Instructions to follow: Rewrite everything from the line containing "Detect and localize" down to the line containing "- fba-fee-value: $3.9: [1295, 437, 1327, 453]" in the entries below, changing "interactable" to "clickable" and leaving all else as it is.

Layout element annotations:
..........

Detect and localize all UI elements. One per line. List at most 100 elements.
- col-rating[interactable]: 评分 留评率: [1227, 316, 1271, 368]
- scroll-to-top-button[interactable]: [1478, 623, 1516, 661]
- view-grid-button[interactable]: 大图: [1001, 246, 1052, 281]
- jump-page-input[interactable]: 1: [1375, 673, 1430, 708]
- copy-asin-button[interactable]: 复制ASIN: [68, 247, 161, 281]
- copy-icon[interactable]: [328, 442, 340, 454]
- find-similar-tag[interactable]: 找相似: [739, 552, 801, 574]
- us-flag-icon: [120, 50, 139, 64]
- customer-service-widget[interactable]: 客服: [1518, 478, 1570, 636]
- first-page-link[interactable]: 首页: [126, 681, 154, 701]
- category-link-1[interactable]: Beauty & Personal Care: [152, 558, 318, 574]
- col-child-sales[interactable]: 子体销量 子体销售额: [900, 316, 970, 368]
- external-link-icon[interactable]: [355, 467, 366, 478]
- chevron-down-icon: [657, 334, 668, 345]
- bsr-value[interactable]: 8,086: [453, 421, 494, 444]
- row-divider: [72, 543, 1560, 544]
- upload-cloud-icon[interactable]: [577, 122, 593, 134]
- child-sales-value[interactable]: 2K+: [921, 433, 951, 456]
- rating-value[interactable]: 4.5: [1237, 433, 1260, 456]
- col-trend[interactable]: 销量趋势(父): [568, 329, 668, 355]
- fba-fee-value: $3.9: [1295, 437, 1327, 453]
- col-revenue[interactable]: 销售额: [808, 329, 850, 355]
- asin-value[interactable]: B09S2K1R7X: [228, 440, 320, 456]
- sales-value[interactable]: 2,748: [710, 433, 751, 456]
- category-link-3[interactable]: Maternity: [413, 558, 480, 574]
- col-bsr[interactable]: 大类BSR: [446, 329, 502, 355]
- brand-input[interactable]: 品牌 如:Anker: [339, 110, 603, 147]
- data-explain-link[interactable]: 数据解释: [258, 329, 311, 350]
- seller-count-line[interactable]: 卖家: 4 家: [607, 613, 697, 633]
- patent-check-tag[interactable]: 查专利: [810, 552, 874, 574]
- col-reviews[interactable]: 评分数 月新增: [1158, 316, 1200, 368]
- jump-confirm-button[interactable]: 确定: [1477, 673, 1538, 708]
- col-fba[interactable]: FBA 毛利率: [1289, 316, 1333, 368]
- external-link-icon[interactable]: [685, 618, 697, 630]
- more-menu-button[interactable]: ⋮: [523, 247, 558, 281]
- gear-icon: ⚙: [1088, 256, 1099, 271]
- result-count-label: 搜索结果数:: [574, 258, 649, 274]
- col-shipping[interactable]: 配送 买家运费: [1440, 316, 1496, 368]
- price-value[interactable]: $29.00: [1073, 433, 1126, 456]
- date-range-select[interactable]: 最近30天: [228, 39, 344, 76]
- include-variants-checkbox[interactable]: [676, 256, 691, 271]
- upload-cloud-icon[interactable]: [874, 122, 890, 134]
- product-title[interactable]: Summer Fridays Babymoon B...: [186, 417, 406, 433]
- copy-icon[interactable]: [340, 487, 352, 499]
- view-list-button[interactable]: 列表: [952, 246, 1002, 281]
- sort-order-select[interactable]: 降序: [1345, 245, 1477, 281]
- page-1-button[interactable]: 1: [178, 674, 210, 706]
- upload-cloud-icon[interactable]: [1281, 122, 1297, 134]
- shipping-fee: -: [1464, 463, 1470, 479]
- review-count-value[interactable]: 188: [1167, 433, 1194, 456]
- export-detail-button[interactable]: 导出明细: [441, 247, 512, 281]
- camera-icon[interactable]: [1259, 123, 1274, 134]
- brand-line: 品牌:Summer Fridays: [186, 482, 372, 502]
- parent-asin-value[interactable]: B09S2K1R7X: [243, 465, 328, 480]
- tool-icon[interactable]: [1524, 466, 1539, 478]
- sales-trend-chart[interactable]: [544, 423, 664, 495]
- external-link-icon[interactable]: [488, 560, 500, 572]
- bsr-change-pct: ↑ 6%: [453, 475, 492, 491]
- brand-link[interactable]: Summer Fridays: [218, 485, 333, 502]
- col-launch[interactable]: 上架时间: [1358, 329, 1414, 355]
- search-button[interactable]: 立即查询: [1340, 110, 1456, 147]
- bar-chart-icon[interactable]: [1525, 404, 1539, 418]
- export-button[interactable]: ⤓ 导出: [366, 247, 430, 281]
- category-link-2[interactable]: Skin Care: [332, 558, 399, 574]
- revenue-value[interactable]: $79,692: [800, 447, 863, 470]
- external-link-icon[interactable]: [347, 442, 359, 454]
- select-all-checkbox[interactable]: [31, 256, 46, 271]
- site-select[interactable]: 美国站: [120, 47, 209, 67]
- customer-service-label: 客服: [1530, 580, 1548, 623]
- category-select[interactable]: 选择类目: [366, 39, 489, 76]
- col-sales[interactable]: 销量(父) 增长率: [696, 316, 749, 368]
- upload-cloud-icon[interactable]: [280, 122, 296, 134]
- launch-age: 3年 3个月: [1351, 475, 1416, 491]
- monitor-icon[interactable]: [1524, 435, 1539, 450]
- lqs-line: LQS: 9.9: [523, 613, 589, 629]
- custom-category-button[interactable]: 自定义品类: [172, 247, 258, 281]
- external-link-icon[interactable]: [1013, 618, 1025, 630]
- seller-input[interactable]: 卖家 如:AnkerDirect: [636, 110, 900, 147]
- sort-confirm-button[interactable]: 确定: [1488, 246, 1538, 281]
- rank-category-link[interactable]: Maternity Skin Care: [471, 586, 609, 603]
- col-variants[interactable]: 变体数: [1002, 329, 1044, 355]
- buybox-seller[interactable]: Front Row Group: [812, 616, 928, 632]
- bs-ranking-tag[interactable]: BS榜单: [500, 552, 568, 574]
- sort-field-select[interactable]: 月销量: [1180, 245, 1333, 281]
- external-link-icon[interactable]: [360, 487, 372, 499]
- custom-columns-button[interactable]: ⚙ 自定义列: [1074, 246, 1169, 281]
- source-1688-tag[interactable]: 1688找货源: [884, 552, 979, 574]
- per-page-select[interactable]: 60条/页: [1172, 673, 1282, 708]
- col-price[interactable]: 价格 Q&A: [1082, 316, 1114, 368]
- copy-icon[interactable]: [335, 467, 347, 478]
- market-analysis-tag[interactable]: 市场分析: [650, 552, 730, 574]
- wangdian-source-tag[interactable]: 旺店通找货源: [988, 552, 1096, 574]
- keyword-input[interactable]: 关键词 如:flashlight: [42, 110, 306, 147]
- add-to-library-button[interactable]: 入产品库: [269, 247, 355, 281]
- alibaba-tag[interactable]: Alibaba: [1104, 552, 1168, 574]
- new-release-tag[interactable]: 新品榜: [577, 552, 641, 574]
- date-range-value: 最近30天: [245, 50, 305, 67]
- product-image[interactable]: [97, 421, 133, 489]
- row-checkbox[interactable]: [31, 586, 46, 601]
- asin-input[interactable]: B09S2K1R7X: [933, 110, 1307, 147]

..........

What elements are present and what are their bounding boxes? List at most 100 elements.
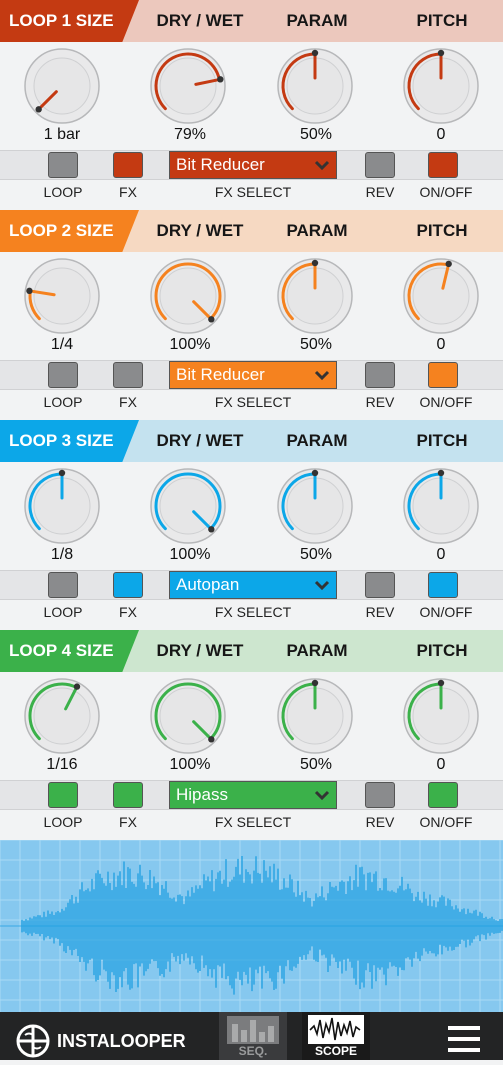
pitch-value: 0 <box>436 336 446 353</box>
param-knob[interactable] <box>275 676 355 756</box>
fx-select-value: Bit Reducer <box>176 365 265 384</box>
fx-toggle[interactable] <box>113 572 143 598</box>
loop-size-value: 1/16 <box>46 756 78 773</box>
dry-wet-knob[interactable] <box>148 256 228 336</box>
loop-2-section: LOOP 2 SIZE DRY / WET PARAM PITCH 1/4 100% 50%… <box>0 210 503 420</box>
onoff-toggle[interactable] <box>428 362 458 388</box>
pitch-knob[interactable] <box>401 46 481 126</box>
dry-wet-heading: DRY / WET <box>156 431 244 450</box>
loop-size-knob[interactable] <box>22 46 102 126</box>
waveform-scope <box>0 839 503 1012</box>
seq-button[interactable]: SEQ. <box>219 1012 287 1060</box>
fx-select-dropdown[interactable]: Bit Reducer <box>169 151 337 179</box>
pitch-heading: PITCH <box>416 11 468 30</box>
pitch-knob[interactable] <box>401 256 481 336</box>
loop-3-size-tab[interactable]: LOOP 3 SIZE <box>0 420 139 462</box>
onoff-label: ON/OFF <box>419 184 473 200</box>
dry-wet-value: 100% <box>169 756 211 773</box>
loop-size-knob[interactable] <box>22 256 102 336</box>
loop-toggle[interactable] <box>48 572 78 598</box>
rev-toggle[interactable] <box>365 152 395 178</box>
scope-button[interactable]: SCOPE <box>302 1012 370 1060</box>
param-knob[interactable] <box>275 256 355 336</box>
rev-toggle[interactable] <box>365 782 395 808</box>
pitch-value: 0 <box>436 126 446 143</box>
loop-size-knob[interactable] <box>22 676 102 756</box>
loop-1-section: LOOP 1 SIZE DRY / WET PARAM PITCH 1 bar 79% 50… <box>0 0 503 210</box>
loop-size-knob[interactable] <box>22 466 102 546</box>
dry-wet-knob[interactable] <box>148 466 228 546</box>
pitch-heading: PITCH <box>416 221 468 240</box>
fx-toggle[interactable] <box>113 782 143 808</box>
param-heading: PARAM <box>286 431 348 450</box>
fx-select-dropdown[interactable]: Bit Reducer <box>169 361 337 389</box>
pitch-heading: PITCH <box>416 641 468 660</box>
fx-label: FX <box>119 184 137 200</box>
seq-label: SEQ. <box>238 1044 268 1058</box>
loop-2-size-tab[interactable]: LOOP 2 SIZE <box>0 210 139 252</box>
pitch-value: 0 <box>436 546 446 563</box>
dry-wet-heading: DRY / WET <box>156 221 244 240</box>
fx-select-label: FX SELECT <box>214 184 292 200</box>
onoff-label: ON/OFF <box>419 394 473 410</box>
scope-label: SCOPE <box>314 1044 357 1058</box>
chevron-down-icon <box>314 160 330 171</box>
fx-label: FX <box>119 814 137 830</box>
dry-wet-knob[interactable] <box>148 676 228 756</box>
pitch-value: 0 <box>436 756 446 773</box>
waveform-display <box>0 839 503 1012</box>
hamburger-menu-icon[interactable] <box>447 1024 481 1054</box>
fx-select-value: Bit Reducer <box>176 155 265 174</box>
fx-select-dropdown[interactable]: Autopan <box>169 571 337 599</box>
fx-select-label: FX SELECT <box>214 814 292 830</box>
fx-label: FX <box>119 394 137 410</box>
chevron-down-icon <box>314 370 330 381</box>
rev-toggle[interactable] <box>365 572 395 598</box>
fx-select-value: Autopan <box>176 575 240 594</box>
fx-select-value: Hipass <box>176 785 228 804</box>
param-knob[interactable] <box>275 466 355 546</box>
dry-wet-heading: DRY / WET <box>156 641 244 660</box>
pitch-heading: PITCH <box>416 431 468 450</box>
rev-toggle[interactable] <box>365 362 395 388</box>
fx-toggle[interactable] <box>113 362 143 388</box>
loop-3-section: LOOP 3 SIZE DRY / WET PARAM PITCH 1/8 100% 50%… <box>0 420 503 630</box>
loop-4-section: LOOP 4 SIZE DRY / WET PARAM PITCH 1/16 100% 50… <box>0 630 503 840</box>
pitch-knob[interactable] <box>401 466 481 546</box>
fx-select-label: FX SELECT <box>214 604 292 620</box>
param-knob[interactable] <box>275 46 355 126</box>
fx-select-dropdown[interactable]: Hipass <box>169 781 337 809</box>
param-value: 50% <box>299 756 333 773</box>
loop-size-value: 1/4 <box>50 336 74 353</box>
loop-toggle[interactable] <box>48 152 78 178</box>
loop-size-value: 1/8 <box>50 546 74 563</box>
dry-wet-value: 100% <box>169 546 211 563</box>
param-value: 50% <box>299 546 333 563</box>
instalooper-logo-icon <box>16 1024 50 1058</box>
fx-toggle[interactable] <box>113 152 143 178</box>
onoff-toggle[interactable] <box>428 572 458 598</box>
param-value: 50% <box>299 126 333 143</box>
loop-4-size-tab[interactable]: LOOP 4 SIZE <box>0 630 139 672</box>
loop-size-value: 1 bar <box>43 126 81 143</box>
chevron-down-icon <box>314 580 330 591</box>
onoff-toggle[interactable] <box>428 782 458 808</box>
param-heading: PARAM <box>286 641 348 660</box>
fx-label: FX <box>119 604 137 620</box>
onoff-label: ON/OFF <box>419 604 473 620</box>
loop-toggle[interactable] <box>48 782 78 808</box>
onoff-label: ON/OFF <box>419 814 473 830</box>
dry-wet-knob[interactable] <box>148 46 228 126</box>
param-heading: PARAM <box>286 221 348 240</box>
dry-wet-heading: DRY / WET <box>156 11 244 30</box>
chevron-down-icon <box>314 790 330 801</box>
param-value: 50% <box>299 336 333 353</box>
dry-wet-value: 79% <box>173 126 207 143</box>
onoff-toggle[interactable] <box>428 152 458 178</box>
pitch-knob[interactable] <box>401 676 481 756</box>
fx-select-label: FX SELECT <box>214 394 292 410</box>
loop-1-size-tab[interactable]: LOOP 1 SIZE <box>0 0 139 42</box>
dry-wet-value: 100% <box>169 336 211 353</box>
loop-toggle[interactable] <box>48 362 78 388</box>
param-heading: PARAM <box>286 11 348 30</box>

..........

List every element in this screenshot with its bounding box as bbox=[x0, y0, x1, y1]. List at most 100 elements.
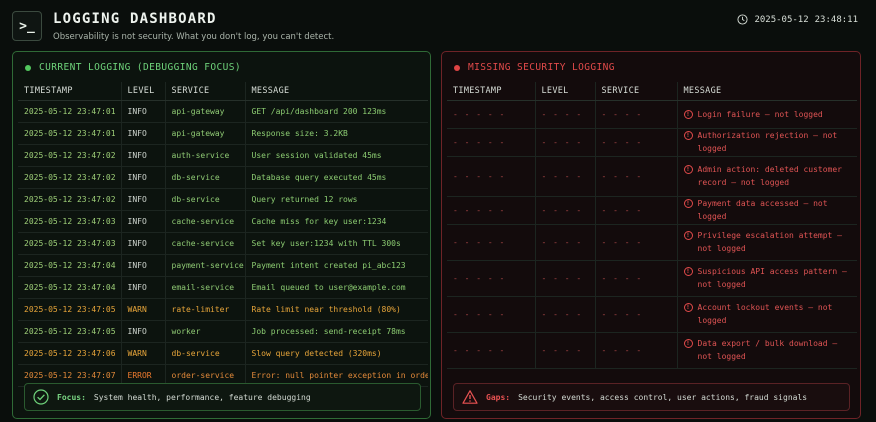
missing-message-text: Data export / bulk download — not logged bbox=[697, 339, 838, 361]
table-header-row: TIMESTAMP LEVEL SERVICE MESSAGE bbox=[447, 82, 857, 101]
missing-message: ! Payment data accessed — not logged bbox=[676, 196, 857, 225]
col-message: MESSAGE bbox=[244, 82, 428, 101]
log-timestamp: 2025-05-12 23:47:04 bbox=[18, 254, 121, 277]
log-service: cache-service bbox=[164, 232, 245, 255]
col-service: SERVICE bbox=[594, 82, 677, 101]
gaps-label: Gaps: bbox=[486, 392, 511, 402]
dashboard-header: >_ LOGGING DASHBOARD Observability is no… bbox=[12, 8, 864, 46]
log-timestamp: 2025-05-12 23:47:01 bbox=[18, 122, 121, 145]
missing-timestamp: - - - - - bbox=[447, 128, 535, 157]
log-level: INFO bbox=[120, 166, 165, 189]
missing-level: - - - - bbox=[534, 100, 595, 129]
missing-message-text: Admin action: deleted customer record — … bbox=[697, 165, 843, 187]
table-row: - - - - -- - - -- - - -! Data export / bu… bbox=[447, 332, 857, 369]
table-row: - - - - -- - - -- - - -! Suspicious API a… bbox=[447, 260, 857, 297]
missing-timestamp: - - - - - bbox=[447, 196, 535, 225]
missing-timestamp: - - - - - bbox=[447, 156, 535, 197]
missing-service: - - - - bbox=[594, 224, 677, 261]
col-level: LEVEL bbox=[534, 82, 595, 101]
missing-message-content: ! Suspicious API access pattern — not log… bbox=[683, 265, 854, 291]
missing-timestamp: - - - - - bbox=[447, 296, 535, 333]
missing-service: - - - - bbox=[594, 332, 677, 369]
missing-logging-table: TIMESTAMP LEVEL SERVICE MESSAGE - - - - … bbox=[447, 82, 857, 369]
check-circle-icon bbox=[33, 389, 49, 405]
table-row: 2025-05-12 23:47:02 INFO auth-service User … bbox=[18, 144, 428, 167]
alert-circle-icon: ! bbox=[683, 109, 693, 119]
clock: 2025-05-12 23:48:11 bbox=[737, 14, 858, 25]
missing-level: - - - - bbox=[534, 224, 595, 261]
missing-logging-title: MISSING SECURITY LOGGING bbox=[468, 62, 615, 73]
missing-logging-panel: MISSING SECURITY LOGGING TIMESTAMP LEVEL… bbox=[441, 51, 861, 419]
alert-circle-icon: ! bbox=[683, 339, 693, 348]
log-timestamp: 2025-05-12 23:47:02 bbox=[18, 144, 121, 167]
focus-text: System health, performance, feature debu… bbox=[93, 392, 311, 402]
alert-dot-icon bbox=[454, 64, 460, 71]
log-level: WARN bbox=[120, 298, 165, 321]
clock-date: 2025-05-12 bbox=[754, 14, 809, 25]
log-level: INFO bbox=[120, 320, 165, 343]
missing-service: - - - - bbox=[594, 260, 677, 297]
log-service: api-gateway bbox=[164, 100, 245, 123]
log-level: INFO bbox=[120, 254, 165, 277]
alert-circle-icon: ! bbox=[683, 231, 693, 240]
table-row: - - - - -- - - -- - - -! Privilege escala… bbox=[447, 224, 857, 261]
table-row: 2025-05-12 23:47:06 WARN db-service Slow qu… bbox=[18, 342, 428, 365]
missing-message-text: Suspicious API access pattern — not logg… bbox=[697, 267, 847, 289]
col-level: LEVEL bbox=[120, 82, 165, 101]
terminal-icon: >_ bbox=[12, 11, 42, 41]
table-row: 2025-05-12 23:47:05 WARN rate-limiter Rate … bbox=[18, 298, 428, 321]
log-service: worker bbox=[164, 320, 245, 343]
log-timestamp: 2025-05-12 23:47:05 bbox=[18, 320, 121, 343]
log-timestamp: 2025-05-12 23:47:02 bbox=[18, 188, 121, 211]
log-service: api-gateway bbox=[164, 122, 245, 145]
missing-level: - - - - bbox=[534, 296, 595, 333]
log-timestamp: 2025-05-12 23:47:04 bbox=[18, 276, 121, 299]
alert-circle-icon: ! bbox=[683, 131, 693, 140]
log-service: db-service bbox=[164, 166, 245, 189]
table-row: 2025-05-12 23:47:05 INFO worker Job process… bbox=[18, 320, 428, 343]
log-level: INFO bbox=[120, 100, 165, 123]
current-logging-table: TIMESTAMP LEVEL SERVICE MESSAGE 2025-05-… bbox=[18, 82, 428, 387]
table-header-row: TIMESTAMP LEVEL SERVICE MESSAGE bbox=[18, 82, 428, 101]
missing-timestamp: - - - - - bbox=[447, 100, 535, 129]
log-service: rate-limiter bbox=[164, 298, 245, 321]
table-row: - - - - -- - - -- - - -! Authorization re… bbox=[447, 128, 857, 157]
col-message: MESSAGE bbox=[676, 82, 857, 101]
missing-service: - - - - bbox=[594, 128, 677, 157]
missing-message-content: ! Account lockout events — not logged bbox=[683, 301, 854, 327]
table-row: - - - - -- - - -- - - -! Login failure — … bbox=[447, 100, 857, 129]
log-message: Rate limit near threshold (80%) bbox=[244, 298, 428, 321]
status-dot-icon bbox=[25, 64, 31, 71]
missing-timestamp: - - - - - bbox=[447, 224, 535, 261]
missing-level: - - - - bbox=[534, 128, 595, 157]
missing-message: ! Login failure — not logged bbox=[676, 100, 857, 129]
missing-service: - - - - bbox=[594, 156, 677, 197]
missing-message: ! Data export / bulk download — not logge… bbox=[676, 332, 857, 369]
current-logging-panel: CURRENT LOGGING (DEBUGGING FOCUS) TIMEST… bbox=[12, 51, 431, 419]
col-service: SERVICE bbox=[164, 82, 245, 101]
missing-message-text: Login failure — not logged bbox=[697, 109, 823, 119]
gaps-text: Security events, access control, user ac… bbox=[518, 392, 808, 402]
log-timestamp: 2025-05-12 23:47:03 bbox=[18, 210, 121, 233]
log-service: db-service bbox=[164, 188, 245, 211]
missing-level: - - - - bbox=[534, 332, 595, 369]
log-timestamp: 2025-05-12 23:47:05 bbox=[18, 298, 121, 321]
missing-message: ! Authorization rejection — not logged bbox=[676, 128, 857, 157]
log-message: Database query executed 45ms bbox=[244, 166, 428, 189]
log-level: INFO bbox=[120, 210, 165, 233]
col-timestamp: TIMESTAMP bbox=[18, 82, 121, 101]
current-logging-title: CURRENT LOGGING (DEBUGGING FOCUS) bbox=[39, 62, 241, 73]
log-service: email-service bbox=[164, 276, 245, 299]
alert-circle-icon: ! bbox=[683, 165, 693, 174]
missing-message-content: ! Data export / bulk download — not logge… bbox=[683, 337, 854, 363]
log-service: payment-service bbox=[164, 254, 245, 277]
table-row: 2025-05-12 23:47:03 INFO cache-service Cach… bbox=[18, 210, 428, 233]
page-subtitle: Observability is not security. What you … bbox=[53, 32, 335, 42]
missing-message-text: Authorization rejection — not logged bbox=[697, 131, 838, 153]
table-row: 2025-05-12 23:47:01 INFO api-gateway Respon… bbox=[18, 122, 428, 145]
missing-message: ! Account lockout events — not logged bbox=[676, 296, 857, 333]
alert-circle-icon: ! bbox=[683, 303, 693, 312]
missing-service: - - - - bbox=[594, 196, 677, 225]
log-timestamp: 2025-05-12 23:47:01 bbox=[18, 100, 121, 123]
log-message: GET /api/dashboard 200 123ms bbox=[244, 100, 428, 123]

..........

Task solution:
Detect and localize all UI elements. One per line. List at most 100 elements.
- col-rating[clickable]: 评分 留评率: [1227, 316, 1271, 368]
- scroll-to-top-button[clickable]: [1478, 623, 1516, 661]
- view-grid-button[clickable]: 大图: [1001, 246, 1052, 281]
- jump-page-input[clickable]: 1: [1375, 673, 1430, 708]
- copy-asin-button[clickable]: 复制ASIN: [68, 247, 161, 281]
- copy-icon[clickable]: [328, 442, 340, 454]
- find-similar-tag[clickable]: 找相似: [739, 552, 801, 574]
- us-flag-icon: [120, 50, 139, 64]
- customer-service-widget[clickable]: 客服: [1518, 478, 1570, 636]
- first-page-link[clickable]: 首页: [126, 681, 154, 701]
- category-link-1[clickable]: Beauty & Personal Care: [152, 558, 318, 574]
- col-child-sales[clickable]: 子体销量 子体销售额: [900, 316, 970, 368]
- external-link-icon[clickable]: [355, 467, 366, 478]
- chevron-down-icon: [657, 334, 668, 345]
- bsr-value[clickable]: 8,086: [453, 421, 494, 444]
- row-divider: [72, 543, 1560, 544]
- upload-cloud-icon[clickable]: [577, 122, 593, 134]
- child-sales-value[clickable]: 2K+: [921, 433, 951, 456]
- rating-value[clickable]: 4.5: [1237, 433, 1260, 456]
- col-trend[clickable]: 销量趋势(父): [568, 329, 668, 355]
- fba-fee-value: $3.9: [1295, 437, 1327, 453]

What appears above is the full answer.